--- DIRECTION ---
Look through the material below. Copy each line that contains the string "name".

--- RECORDS FOR THIS EXERCISE ---
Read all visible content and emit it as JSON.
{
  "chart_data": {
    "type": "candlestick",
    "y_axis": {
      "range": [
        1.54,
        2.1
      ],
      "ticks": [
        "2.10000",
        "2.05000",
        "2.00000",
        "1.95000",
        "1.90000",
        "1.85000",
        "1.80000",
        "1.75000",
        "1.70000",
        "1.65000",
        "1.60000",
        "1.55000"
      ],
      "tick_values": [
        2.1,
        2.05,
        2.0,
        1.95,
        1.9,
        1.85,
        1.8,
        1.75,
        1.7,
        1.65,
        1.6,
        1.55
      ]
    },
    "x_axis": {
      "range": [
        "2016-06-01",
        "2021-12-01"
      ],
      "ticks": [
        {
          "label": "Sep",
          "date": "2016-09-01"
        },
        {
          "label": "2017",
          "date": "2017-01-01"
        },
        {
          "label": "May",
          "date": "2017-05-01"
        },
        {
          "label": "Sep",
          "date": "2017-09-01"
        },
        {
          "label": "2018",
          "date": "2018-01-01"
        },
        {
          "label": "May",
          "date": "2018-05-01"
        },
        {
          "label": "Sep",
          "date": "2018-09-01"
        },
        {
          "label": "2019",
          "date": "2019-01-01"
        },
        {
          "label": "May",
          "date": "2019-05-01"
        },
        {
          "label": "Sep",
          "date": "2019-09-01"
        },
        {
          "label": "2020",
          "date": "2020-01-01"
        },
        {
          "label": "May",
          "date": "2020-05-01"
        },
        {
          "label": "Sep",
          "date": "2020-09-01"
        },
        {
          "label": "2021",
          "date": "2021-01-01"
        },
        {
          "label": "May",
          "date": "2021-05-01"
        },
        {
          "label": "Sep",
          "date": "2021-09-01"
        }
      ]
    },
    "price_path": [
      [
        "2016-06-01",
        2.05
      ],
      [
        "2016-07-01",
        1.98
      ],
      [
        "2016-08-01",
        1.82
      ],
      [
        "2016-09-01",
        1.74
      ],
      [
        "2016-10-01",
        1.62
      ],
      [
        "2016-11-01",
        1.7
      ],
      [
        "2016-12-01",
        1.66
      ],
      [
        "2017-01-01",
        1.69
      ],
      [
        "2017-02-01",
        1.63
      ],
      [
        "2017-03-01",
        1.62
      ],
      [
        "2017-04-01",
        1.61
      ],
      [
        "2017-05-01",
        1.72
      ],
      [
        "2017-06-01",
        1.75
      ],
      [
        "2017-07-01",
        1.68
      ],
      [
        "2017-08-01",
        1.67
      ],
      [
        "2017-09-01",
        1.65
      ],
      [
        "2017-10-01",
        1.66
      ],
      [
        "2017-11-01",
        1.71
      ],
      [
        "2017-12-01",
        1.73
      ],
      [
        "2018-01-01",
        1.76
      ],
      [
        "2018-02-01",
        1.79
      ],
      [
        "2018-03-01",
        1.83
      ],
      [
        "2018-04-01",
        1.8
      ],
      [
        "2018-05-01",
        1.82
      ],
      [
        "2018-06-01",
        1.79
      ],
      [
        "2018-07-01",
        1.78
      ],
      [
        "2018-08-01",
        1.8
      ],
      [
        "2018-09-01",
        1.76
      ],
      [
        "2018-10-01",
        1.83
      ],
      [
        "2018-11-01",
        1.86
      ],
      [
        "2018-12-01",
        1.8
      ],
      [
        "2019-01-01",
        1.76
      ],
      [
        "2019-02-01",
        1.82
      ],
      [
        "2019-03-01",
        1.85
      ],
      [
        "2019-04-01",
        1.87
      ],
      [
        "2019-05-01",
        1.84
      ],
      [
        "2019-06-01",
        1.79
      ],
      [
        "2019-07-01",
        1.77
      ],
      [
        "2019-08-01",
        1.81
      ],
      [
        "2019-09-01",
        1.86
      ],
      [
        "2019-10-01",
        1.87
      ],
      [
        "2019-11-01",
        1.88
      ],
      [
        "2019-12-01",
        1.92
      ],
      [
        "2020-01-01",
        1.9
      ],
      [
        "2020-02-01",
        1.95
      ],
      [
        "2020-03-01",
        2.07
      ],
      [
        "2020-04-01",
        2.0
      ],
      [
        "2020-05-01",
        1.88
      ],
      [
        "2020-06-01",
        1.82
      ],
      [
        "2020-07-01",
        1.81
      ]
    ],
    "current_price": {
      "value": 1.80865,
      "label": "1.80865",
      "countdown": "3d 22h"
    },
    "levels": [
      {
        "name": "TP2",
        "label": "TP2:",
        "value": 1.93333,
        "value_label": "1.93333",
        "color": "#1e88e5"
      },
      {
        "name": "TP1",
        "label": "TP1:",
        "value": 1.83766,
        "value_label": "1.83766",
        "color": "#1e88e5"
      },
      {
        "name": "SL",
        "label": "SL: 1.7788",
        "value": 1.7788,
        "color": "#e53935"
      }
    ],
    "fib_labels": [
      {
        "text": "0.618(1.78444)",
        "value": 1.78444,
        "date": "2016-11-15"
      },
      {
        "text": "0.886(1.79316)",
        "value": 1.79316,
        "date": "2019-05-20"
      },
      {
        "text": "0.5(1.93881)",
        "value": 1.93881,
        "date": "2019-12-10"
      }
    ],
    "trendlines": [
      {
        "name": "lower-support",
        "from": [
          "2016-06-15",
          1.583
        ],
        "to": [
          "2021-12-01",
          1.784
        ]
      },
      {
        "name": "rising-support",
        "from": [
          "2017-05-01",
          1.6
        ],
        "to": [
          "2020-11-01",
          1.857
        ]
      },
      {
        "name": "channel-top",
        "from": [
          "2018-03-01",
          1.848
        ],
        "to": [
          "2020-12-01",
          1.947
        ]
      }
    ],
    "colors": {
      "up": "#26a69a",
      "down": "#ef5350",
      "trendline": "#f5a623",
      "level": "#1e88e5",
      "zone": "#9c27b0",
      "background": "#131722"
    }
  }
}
---
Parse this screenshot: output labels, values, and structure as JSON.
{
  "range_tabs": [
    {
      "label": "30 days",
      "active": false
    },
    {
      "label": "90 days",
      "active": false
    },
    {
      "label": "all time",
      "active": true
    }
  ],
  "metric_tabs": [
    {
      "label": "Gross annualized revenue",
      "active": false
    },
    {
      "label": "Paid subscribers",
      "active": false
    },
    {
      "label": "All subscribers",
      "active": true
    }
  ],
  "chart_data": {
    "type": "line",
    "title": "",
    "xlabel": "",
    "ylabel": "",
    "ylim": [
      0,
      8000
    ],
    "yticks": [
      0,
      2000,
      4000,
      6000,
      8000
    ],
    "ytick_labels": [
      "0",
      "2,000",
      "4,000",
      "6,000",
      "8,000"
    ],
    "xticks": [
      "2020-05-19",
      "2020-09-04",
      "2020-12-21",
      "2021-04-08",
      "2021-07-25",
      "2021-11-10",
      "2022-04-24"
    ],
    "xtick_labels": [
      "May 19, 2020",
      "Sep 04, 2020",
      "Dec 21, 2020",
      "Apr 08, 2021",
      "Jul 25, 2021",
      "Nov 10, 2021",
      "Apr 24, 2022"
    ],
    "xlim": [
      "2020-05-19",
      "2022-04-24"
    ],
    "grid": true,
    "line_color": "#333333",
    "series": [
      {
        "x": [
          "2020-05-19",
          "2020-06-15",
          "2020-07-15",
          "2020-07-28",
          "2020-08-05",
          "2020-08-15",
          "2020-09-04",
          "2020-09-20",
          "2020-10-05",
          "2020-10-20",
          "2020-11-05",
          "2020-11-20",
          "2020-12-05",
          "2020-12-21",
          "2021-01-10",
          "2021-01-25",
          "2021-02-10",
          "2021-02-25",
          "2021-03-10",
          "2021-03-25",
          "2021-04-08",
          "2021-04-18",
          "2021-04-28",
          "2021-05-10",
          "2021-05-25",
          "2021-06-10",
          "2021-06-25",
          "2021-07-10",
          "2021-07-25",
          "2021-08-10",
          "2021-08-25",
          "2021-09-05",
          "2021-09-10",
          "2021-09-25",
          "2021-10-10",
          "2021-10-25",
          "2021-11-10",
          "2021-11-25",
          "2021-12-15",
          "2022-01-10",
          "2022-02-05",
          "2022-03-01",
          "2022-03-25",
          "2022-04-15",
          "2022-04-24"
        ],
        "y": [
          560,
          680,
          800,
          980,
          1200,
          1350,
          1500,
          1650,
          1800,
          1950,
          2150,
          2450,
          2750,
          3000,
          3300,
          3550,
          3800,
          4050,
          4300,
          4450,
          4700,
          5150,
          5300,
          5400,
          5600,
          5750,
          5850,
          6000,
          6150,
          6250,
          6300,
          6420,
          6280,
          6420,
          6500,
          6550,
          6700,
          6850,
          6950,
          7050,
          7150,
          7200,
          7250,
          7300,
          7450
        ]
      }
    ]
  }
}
---
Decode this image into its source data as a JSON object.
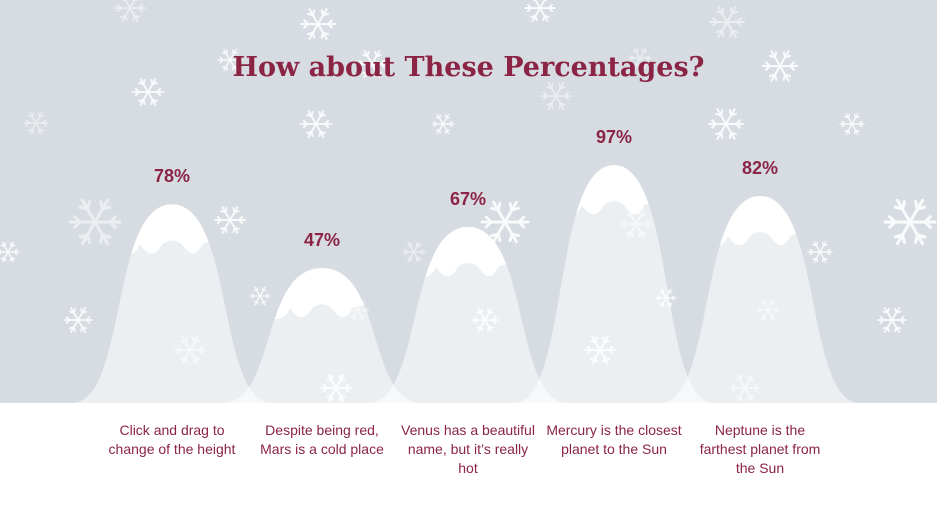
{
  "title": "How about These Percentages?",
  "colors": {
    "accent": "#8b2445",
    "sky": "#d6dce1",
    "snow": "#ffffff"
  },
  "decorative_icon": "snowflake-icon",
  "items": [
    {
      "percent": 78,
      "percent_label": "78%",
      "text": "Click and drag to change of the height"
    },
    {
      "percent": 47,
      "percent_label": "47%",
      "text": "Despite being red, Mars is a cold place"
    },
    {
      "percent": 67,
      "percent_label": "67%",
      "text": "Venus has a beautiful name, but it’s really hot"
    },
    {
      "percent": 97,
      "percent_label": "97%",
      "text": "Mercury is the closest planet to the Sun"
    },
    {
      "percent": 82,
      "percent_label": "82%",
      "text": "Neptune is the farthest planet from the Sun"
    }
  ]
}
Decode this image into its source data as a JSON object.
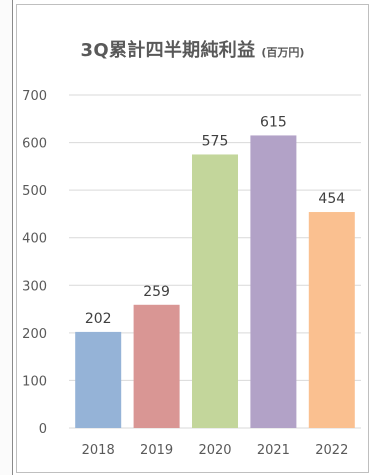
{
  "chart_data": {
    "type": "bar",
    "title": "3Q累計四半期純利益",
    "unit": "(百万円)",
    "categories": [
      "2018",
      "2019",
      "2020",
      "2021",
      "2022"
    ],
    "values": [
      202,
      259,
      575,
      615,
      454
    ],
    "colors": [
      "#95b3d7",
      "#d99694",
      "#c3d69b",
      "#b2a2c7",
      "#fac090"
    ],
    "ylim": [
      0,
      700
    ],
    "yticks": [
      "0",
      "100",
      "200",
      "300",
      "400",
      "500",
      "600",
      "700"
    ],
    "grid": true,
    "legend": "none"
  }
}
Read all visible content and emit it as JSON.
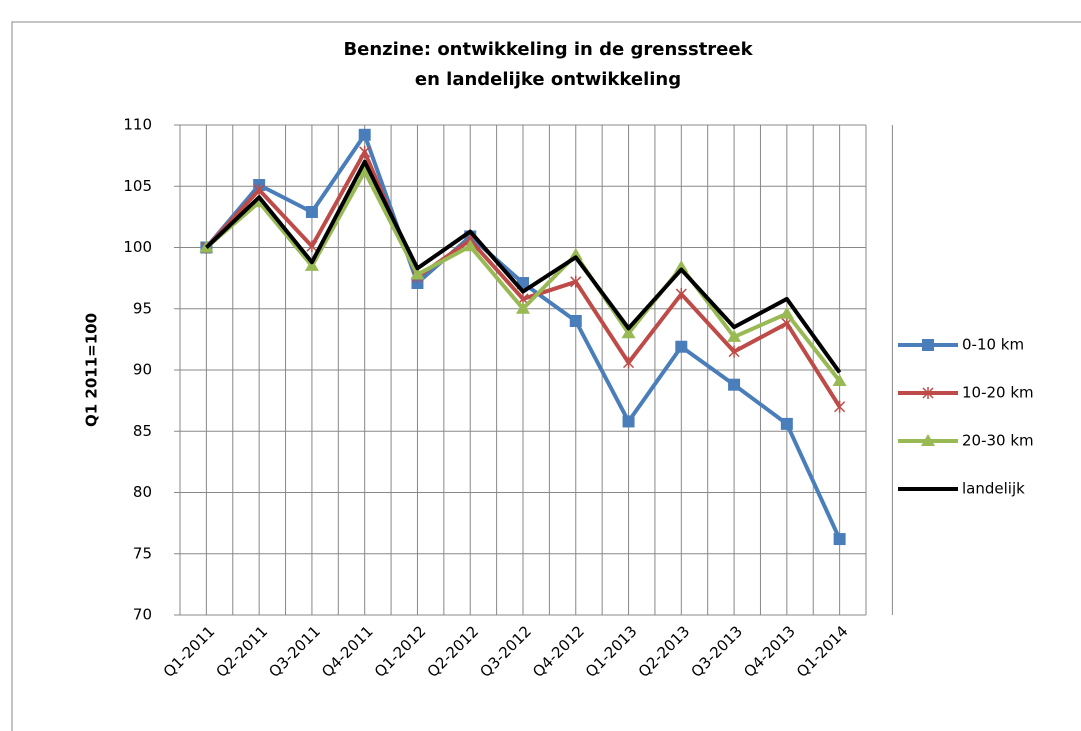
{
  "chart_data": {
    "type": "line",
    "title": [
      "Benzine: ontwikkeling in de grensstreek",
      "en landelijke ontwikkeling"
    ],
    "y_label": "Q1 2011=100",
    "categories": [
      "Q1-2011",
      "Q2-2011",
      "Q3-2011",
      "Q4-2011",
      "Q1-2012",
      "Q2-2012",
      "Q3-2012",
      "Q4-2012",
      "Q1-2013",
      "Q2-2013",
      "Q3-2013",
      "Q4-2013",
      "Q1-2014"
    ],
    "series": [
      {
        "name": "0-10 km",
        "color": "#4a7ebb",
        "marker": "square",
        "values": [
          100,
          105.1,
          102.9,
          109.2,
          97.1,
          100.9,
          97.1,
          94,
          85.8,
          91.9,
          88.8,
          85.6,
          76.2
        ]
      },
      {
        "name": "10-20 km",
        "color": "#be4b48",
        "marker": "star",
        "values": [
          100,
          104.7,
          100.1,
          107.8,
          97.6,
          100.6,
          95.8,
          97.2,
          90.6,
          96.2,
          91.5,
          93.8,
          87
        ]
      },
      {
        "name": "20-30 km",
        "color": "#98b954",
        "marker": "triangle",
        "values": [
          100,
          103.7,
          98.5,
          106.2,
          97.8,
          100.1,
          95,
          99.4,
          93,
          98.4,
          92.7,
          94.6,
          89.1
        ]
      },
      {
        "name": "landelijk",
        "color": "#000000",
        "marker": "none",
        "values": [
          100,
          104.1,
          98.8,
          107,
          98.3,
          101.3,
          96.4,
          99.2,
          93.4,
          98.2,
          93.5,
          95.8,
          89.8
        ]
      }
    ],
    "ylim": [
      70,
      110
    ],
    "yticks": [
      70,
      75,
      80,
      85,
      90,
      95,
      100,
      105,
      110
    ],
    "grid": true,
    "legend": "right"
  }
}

--- EXPECTED ANSWER ---
        "name": "TP2",
        "name": "TP1",
        "name": "SL",
        "name": "lower-support",
        "name": "rising-support",
        "name": "channel-top",
      "text": "Venus has a beautiful name, but it’s really hot"
        "name": "0-10 km",
        "name": "10-20 km",
        "name": "20-30 km",
        "name": "landelijk",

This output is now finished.